Dataset excerpt:
◆ ◆ ◆

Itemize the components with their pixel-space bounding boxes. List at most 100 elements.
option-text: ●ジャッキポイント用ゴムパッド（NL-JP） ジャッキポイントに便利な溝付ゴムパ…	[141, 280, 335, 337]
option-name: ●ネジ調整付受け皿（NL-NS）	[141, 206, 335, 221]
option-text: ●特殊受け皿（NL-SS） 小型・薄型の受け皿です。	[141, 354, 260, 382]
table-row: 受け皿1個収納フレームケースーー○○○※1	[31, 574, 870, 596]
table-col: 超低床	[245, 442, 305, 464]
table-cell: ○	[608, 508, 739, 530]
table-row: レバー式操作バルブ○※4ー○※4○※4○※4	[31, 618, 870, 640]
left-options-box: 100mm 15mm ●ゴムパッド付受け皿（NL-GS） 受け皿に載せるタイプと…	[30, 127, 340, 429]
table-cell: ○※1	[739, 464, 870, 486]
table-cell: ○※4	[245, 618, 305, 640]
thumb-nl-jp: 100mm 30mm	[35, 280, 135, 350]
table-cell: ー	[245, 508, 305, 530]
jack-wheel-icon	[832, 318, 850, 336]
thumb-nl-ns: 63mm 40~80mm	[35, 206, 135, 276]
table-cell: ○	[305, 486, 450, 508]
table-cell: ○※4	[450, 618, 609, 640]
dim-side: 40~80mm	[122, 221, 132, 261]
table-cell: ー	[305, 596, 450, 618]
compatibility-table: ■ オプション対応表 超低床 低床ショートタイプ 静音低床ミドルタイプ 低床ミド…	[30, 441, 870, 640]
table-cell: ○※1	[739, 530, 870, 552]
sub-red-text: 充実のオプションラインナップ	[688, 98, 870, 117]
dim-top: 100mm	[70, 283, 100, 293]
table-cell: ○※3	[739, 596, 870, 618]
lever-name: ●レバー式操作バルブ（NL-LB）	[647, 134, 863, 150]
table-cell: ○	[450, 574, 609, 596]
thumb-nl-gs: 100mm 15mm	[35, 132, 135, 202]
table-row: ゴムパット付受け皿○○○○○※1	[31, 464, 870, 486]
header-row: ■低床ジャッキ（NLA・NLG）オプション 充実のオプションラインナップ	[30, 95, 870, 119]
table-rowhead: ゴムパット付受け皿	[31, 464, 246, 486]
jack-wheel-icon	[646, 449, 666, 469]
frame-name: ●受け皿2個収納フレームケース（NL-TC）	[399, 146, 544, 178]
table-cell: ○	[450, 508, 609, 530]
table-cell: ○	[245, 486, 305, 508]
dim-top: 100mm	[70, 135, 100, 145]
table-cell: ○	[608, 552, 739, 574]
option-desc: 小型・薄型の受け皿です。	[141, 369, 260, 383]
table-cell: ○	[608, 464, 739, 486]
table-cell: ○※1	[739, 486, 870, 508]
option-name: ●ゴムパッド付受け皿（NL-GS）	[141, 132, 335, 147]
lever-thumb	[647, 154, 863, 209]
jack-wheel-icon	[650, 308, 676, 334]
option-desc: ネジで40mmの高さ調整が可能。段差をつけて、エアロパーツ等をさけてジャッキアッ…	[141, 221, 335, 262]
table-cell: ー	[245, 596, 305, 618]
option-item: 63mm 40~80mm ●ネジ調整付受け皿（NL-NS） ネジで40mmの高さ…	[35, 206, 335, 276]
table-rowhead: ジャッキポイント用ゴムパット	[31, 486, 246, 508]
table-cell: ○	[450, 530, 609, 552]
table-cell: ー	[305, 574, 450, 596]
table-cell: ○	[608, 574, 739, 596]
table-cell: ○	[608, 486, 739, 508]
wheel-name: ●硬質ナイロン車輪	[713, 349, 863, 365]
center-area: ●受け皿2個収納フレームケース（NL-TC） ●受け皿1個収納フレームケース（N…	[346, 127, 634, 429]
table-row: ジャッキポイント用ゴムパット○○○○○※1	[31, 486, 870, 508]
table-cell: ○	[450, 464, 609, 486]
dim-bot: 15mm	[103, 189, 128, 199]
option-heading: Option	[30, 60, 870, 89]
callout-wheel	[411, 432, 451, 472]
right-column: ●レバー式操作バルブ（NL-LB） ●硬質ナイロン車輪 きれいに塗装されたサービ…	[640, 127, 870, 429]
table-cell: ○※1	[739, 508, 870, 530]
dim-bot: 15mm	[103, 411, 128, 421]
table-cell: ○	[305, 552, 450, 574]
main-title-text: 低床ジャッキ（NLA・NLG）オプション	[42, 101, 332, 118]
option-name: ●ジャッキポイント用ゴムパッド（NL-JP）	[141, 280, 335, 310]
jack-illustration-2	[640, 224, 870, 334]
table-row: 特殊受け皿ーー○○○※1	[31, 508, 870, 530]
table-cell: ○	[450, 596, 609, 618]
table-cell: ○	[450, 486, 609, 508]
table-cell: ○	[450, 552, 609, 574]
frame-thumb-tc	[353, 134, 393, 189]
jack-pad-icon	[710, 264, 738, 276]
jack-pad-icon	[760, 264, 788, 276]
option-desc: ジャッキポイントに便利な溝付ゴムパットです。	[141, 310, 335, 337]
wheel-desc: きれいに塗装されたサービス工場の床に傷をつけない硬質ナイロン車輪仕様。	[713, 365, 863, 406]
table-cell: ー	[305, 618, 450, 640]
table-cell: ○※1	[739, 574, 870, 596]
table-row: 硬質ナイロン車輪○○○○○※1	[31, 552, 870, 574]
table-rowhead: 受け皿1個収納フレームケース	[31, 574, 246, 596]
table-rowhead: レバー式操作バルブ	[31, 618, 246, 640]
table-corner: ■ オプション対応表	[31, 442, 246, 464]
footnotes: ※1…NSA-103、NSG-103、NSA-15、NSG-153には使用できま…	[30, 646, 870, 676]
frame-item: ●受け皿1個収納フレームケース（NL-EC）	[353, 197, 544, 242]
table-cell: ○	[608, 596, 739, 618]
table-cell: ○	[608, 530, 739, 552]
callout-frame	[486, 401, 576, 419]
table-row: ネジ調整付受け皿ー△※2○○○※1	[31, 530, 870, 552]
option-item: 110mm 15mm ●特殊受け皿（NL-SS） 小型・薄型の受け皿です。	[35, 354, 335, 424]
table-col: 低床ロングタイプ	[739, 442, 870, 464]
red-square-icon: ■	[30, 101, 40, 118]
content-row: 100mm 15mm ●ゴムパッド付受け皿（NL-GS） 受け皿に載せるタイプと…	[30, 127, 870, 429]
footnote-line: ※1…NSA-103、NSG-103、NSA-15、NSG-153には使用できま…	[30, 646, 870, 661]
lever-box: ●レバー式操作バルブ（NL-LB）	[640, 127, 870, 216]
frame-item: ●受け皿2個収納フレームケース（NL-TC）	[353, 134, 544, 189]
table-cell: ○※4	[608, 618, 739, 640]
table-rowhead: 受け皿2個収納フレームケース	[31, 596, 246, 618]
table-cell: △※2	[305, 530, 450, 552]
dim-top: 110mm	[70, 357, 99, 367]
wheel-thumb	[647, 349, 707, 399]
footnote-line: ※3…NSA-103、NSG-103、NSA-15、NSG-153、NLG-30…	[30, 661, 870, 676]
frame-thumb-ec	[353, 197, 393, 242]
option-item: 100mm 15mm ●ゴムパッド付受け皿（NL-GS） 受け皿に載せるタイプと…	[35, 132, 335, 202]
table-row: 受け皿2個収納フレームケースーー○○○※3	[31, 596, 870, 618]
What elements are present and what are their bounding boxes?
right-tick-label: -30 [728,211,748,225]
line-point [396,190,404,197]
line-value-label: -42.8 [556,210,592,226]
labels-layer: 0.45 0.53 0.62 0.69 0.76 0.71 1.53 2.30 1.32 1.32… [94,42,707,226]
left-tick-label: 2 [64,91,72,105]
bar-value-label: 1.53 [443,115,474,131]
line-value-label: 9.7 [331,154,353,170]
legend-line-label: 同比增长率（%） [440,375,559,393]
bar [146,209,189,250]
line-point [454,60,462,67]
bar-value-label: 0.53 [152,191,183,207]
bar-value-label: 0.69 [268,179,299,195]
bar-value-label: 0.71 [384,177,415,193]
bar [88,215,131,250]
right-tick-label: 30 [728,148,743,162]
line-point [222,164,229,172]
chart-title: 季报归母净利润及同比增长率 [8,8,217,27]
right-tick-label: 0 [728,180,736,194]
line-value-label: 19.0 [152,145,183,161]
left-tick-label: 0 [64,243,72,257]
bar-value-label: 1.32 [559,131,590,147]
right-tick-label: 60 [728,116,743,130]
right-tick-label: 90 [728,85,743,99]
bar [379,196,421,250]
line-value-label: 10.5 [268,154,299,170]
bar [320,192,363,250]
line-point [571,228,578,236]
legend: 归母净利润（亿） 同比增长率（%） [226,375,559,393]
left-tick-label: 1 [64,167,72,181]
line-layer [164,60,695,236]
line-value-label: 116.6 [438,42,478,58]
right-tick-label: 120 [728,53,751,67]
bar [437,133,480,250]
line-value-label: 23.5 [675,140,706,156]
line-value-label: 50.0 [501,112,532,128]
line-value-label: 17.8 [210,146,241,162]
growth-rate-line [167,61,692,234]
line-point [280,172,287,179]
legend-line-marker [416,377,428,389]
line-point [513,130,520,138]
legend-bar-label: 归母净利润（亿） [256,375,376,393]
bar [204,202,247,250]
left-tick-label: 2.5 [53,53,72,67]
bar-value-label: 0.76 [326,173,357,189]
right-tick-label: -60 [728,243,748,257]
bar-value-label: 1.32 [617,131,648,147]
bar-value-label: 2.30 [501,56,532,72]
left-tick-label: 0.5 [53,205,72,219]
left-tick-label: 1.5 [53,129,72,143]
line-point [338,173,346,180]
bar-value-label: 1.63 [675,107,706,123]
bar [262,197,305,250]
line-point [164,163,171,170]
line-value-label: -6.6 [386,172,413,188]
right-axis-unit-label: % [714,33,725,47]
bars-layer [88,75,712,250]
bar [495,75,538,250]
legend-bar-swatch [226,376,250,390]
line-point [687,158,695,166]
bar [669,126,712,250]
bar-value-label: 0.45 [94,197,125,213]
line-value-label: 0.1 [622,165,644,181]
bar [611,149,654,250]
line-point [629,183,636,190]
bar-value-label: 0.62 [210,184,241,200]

◆ ◆ ◆

__SHORT EXERCISE__
Render the items from the start of the records up to and including the line containing "508, 305, 530]" as a JSON list of strings. Make each line one string, and omit any blank lines.

__RESPONSE__
[
  "Itemize the components with their pixel-space bounding boxes. List at most 100 elements.",
  "option-text: ●ジャッキポイント用ゴムパッド（NL-JP） ジャッキポイントに便利な溝付ゴムパ…\t[141, 280, 335, 337]",
  "option-name: ●ネジ調整付受け皿（NL-NS）\t[141, 206, 335, 221]",
  "option-text: ●特殊受け皿（NL-SS） 小型・薄型の受け皿です。\t[141, 354, 260, 382]",
  "table-row: 受け皿1個収納フレームケースーー○○○※1\t[31, 574, 870, 596]",
  "table-col: 超低床\t[245, 442, 305, 464]",
  "table-cell: ○\t[608, 508, 739, 530]",
  "table-row: レバー式操作バルブ○※4ー○※4○※4○※4\t[31, 618, 870, 640]",
  "left-options-box: 100mm 15mm ●ゴムパッド付受け皿（NL-GS） 受け皿に載せるタイプと…\t[30, 127, 340, 429]",
  "table-cell: ○※1\t[739, 464, 870, 486]",
  "table-cell: ○※4\t[245, 618, 305, 640]",
  "thumb-nl-jp: 100mm 30mm\t[35, 280, 135, 350]",
  "table-cell: ー\t[245, 508, 305, 530]"
]